## EXERCISE DESCRIPTION
Every entry below must be repeated exactly; skip the pictures.

(Some records)
________________
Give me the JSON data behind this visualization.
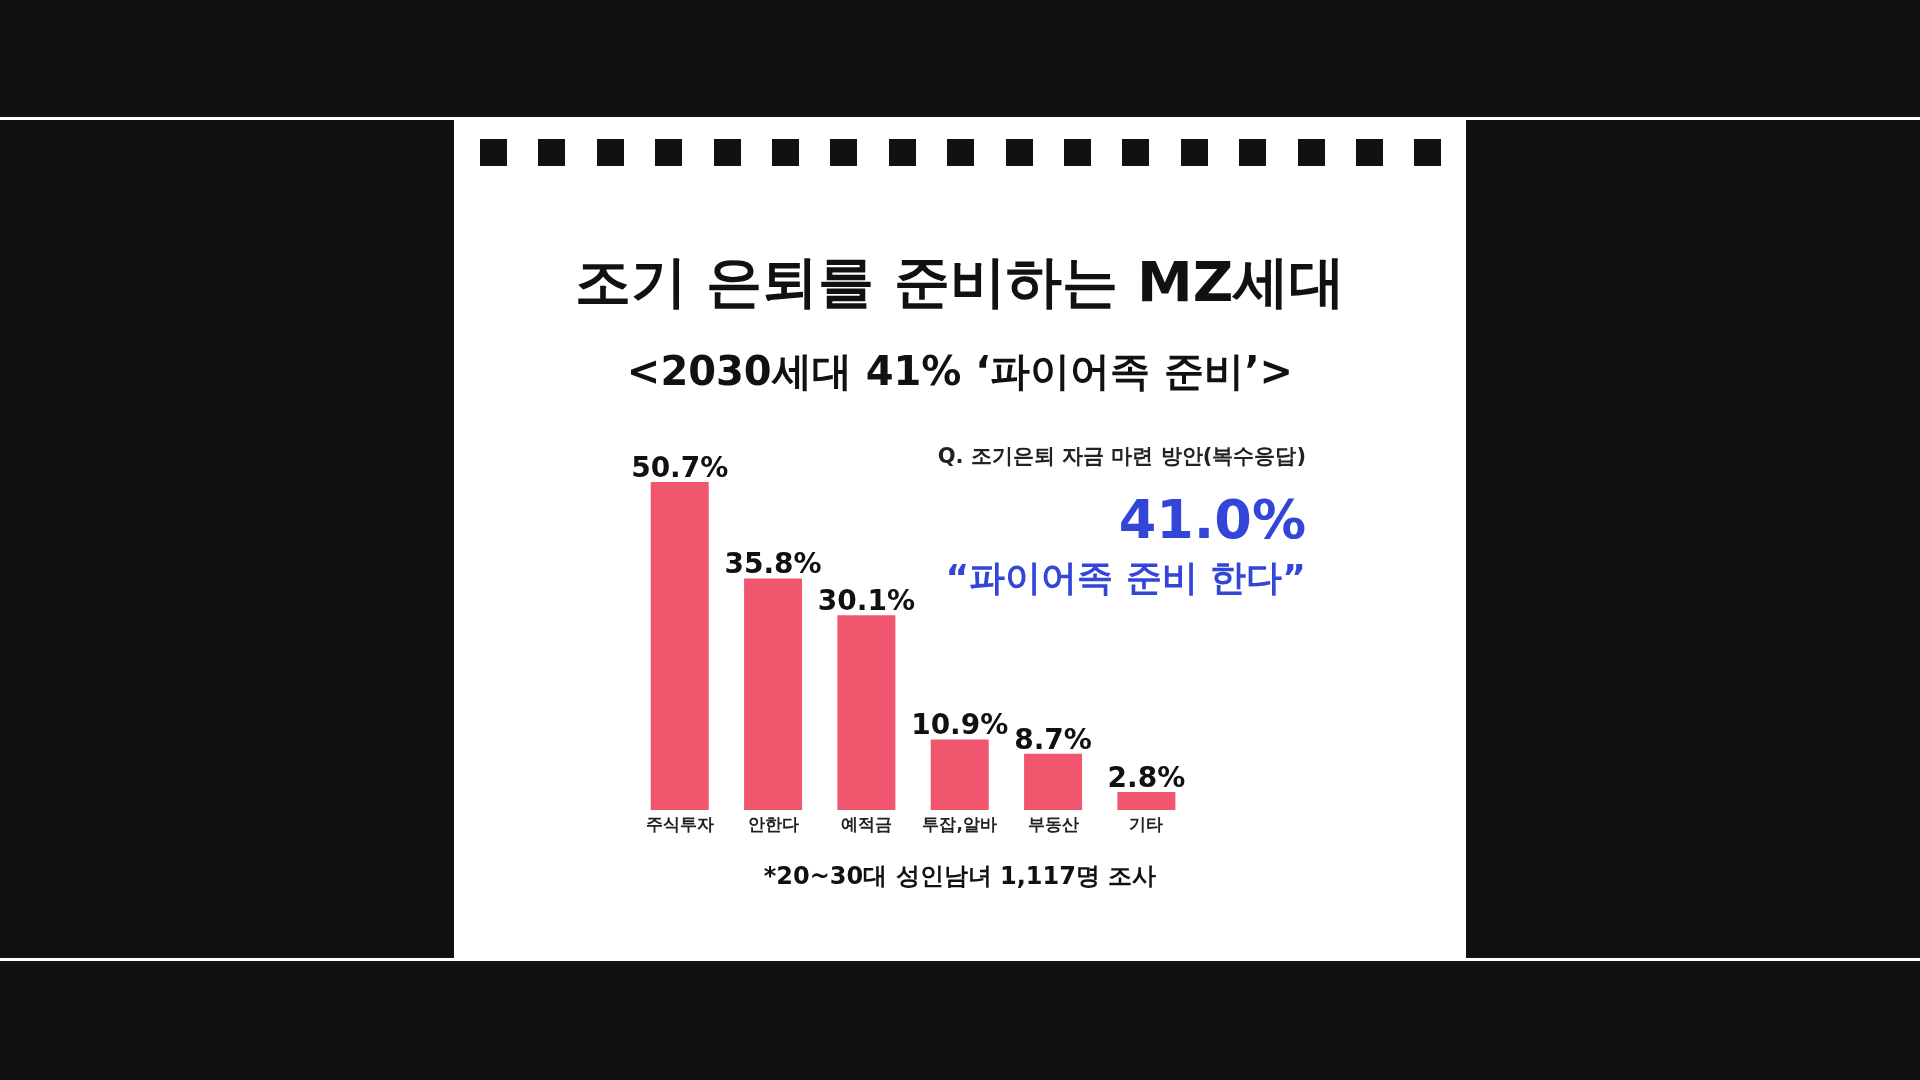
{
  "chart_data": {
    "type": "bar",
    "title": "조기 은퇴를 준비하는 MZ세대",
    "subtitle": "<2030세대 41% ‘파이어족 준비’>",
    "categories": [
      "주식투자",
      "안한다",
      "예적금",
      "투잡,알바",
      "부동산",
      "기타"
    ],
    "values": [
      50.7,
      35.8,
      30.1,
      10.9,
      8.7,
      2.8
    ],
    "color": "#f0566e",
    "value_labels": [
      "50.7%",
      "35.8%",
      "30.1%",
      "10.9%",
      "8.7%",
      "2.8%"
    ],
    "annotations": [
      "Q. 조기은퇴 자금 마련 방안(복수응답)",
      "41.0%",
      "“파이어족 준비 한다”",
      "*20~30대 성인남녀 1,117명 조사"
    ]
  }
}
________________
## EXERCISE RESPONSE
Give me the JSON data behind this visualization.
{
  "chart_data": {
    "type": "bar",
    "title": "조기 은퇴를 준비하는 MZ세대",
    "subtitle": "<2030세대 41% ‘파이어족 준비’>",
    "categories": [
      "주식투자",
      "안한다",
      "예적금",
      "투잡,알바",
      "부동산",
      "기타"
    ],
    "values": [
      50.7,
      35.8,
      30.1,
      10.9,
      8.7,
      2.8
    ],
    "color": "#f0566e",
    "value_labels": [
      "50.7%",
      "35.8%",
      "30.1%",
      "10.9%",
      "8.7%",
      "2.8%"
    ],
    "annotations": [
      "Q. 조기은퇴 자금 마련 방안(복수응답)",
      "41.0%",
      "“파이어족 준비 한다”",
      "*20~30대 성인남녀 1,117명 조사"
    ]
  }
}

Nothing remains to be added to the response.